Supplied material:
──────
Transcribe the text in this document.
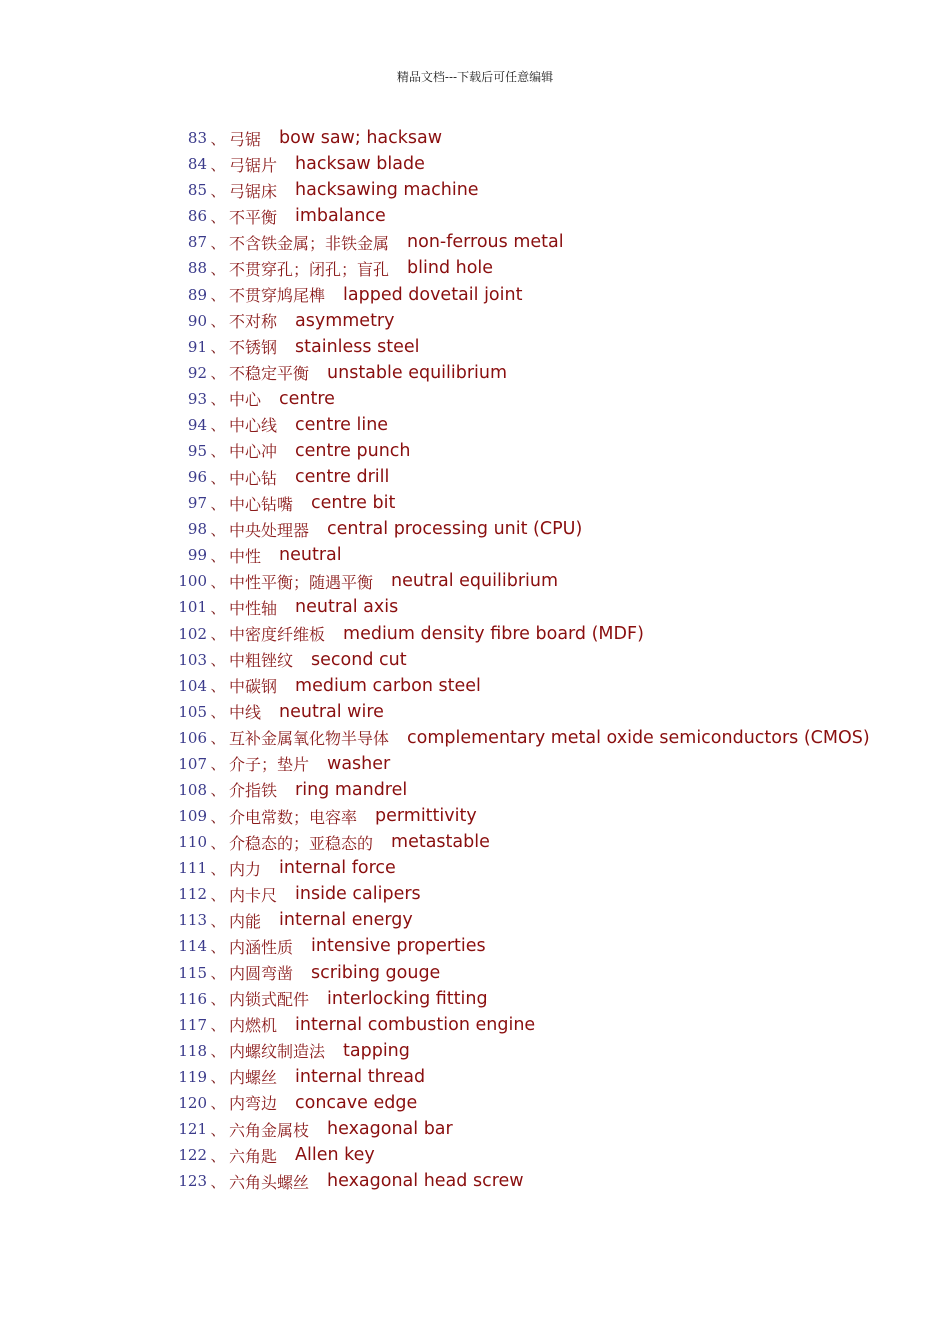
精品文档---下载后可任意编辑
83 、 弓锯 bow saw; hacksaw
84 、 弓锯片 hacksaw blade
85 、 弓锯床 hacksawing machine
86 、 不平衡 imbalance
87 、 不含铁金属；非铁金属 non-ferrous metal
88 、 不贯穿孔；闭孔；盲孔 blind hole
89 、 不贯穿鸠尾榫 lapped dovetail joint
90 、 不对称 asymmetry
91 、 不锈钢 stainless steel
92 、 不稳定平衡 unstable equilibrium
93 、 中心 centre
94 、 中心线 centre line
95 、 中心冲 centre punch
96 、 中心钻 centre drill
97 、 中心钻嘴 centre bit
98 、 中央处理器 central processing unit (CPU)
99 、 中性 neutral
100 、 中性平衡；随遇平衡 neutral equilibrium
101 、 中性轴 neutral axis
102 、 中密度纤维板 medium density fibre board (MDF)
103 、 中粗锉纹 second cut
104 、 中碳钢 medium carbon steel
105 、 中线 neutral wire
106 、 互补金属氧化物半导体 complementary metal oxide semiconductors (CMOS)
107 、 介子；垫片 washer
108 、 介指铁 ring mandrel
109 、 介电常数；电容率 permittivity
110 、 介稳态的；亚稳态的 metastable
111 、 内力 internal force
112 、 内卡尺 inside calipers
113 、 内能 internal energy
114 、 内涵性质 intensive properties
115 、 内圆弯凿 scribing gouge
116 、 内锁式配件 interlocking fitting
117 、 内燃机 internal combustion engine
118 、 内螺纹制造法 tapping
119 、 内螺丝 internal thread
120 、 内弯边 concave edge
121 、 六角金属枝 hexagonal bar
122 、 六角匙 Allen key
123 、 六角头螺丝 hexagonal head screw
──────
Show all lines in the entries above where the string "neutral" appears.

99 、 中性 neutral
100 、 中性平衡；随遇平衡 neutral equilibrium
101 、 中性轴 neutral axis
105 、 中线 neutral wire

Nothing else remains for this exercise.